[Begin Records for the exercise]
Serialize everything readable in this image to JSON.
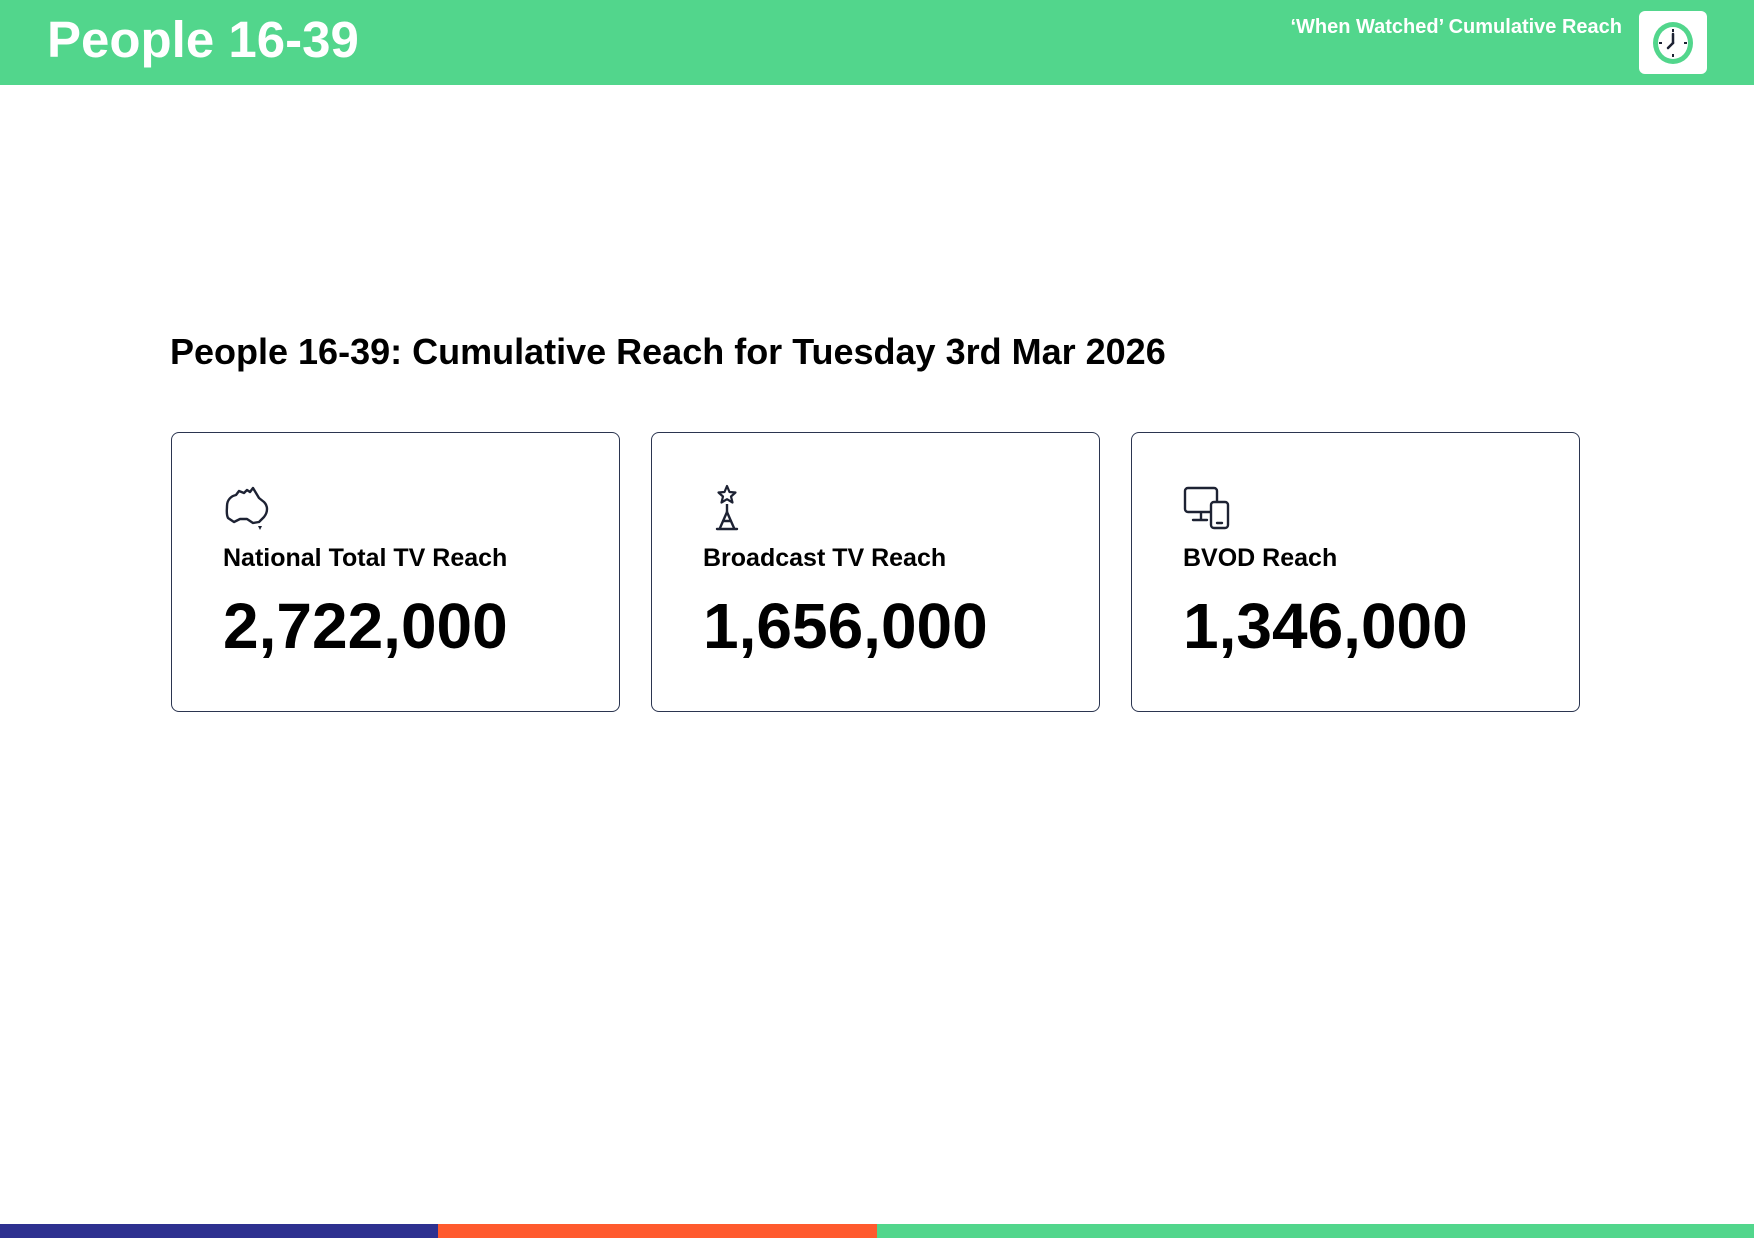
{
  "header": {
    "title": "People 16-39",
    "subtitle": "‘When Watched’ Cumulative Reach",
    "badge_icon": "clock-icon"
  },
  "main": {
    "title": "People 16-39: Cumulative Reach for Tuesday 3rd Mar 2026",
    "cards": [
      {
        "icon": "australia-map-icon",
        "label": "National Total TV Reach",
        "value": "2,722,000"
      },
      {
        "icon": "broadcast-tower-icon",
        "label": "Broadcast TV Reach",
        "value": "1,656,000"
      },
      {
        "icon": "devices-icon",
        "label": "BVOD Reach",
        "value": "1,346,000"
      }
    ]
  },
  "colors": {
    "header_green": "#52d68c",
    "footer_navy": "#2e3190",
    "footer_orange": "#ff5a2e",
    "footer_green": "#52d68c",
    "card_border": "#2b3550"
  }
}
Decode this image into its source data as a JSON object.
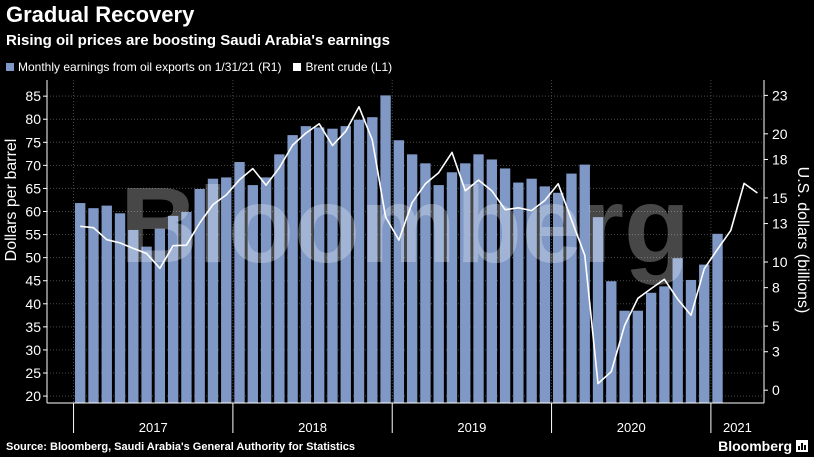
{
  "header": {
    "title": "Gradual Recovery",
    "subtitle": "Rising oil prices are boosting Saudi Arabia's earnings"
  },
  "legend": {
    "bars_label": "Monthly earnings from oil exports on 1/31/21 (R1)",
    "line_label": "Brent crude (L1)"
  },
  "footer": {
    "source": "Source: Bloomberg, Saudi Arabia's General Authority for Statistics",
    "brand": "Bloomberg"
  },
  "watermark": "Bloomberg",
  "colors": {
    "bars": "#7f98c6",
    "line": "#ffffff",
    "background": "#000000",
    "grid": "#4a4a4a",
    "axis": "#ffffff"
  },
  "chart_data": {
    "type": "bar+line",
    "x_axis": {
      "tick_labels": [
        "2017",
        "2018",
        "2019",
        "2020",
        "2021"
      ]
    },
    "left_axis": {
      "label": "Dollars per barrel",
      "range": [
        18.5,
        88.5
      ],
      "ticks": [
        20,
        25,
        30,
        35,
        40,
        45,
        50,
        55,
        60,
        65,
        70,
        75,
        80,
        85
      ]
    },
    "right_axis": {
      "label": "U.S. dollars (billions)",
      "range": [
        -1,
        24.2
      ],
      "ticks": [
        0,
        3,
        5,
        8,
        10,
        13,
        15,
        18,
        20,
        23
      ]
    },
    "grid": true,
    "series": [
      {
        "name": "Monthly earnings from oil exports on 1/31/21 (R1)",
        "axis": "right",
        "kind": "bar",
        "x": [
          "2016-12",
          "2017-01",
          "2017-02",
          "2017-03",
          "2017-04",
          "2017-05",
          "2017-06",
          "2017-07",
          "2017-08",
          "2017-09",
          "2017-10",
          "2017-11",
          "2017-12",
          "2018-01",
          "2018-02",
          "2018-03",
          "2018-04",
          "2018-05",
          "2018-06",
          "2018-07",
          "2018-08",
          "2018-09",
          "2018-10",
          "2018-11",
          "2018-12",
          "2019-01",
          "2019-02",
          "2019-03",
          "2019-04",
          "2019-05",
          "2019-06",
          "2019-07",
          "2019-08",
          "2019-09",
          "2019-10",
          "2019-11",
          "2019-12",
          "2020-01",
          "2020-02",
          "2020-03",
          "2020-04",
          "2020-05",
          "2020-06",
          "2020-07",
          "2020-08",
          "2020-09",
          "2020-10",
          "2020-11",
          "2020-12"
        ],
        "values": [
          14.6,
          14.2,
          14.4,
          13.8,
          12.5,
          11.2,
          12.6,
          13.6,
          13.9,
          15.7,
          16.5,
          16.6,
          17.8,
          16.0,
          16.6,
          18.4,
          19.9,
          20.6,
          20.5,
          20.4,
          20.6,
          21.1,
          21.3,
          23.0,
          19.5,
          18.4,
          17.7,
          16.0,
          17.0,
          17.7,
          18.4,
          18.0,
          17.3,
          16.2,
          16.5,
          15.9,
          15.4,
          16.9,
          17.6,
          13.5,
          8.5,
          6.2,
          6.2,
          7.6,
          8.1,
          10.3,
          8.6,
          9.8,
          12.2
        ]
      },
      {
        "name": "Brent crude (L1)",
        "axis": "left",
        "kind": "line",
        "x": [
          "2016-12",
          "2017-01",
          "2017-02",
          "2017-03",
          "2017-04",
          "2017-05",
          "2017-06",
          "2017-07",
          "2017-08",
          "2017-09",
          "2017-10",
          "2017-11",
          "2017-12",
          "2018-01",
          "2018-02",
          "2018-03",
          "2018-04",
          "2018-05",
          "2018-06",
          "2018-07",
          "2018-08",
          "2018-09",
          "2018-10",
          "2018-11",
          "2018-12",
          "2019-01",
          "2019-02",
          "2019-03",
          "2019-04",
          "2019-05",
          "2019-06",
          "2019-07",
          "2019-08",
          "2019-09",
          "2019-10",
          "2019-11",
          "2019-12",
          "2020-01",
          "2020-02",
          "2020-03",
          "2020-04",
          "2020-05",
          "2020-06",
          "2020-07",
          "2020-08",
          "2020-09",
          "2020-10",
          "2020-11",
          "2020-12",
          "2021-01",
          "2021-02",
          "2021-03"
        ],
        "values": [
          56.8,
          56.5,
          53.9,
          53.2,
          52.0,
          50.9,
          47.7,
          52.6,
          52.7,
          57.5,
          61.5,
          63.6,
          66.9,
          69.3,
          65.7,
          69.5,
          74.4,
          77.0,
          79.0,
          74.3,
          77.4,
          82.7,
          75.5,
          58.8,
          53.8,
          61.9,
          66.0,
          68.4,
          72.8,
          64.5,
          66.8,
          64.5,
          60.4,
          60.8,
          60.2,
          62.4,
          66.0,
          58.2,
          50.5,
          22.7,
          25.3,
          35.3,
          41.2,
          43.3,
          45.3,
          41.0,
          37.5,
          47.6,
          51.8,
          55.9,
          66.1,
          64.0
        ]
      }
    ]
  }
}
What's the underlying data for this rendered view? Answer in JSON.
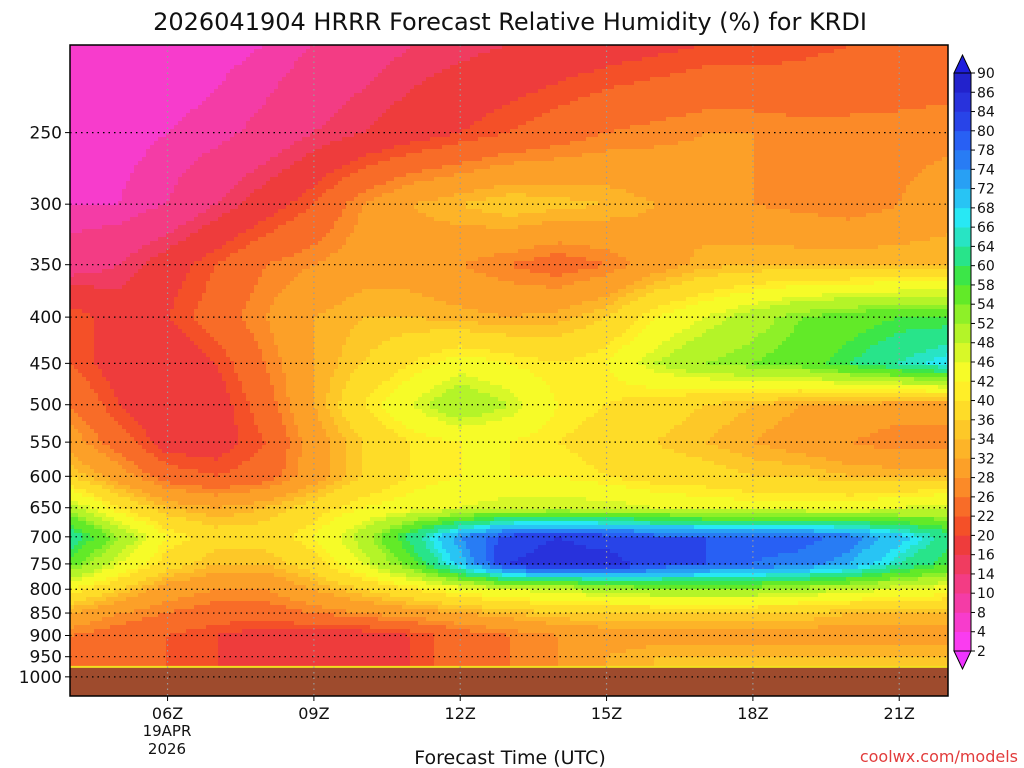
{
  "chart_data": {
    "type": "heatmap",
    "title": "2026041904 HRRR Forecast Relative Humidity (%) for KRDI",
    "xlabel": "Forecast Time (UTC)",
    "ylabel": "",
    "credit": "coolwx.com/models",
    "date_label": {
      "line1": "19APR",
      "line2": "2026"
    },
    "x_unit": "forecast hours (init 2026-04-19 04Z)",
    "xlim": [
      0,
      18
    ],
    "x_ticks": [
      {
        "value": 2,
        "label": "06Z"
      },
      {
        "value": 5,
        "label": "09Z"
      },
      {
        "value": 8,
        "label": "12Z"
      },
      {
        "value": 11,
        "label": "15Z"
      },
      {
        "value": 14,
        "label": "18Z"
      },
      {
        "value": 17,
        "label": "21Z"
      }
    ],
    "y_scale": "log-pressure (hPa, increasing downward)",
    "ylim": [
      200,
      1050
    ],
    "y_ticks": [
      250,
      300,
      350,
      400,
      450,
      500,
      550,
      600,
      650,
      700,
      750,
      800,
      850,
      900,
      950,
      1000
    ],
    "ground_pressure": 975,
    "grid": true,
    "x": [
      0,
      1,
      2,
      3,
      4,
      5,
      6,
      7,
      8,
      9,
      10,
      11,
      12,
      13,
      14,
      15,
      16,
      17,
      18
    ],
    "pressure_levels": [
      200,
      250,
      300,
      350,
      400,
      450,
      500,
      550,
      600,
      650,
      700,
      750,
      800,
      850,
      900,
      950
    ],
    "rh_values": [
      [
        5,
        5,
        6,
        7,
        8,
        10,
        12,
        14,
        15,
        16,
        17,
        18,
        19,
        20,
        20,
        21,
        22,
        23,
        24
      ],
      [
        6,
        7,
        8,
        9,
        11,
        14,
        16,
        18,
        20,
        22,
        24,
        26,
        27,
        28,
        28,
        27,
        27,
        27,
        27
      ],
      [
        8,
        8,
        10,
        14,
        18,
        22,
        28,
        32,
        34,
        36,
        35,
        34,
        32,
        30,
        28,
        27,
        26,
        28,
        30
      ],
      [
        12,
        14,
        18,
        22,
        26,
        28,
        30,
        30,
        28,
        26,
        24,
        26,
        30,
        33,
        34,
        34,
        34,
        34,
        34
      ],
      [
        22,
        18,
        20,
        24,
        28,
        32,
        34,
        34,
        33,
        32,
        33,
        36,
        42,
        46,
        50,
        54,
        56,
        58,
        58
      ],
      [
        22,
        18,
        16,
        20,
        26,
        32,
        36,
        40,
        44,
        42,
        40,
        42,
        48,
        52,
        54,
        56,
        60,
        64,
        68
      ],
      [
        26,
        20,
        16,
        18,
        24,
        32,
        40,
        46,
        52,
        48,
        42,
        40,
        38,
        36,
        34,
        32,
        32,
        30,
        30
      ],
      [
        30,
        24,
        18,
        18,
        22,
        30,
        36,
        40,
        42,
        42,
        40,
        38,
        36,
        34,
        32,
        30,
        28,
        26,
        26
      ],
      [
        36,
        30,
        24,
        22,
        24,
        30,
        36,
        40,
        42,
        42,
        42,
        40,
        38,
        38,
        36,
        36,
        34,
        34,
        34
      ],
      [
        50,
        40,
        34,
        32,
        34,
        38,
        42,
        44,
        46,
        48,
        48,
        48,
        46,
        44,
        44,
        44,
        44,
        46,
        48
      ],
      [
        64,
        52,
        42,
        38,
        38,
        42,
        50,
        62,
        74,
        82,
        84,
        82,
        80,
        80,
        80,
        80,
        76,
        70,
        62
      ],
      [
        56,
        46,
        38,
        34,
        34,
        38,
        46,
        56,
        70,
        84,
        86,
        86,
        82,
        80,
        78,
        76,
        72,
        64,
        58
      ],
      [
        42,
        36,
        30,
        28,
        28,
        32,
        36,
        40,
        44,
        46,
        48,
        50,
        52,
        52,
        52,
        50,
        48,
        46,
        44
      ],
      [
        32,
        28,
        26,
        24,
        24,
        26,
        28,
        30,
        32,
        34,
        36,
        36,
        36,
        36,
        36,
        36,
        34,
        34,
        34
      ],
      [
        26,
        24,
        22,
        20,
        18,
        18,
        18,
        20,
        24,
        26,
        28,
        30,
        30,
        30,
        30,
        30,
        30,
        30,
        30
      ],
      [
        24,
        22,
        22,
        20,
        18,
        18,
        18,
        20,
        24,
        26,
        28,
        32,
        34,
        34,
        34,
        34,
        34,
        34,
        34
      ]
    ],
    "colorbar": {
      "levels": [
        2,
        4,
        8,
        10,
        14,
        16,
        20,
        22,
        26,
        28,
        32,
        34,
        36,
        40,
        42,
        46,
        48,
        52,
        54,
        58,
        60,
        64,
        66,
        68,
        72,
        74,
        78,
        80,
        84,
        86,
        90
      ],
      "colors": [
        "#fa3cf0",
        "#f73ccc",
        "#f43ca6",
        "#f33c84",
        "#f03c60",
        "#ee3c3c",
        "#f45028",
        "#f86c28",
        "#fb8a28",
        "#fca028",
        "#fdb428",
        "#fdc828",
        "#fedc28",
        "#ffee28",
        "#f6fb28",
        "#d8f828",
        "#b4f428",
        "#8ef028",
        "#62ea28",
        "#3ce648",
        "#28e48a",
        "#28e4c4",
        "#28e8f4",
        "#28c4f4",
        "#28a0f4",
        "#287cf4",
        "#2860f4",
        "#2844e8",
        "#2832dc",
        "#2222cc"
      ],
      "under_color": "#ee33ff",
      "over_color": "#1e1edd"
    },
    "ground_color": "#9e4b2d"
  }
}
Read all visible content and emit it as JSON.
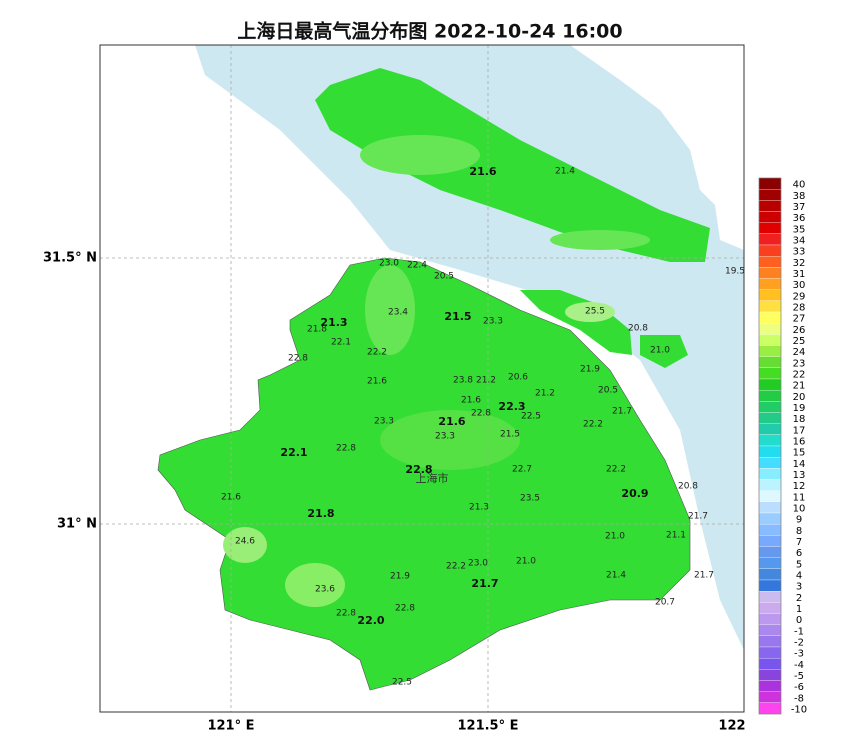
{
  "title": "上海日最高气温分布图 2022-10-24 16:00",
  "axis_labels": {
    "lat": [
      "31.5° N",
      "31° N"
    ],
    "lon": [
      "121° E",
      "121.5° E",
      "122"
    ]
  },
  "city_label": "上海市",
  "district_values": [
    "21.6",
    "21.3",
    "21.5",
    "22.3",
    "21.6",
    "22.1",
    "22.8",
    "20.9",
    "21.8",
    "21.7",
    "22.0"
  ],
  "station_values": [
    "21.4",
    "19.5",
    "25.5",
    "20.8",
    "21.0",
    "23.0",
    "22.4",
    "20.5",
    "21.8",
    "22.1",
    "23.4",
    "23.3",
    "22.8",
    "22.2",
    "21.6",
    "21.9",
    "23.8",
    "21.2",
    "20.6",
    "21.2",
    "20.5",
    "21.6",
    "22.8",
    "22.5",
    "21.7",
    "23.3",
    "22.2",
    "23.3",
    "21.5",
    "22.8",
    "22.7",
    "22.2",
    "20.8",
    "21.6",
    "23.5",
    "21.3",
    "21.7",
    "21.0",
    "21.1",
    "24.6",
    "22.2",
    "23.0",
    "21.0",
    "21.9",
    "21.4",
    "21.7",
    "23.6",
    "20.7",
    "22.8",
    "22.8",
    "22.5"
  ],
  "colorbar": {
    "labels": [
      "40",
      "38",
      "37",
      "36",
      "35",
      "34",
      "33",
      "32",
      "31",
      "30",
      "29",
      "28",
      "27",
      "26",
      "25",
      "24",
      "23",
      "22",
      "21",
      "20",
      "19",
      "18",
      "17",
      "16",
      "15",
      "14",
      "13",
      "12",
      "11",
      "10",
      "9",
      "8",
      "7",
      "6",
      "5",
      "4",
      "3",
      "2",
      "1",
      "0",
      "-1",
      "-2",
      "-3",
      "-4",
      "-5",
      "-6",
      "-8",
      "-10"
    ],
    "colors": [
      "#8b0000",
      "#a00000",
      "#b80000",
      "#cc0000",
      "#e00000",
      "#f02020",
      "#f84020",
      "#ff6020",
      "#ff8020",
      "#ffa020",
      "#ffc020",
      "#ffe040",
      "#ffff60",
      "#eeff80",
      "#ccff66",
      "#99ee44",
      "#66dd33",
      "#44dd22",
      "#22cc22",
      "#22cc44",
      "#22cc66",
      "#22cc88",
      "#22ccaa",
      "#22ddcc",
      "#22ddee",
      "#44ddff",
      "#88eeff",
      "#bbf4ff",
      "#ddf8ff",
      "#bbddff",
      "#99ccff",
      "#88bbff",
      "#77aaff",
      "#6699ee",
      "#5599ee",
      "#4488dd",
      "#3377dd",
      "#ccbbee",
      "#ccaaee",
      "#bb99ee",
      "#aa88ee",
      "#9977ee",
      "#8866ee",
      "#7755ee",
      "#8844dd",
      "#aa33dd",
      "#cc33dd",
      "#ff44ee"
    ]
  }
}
[End Records for the exercise]
Written problem
Go over the data above and copy every line that has the word "Reach" in it.

Complete response
    "subtitle": "‘When Watched’ Cumulative Reach",
    "title": "People 16-39: Cumulative Reach for Tuesday 3rd Mar 2026",
        "label": "National Total TV Reach",
        "label": "Broadcast TV Reach",
        "label": "BVOD Reach",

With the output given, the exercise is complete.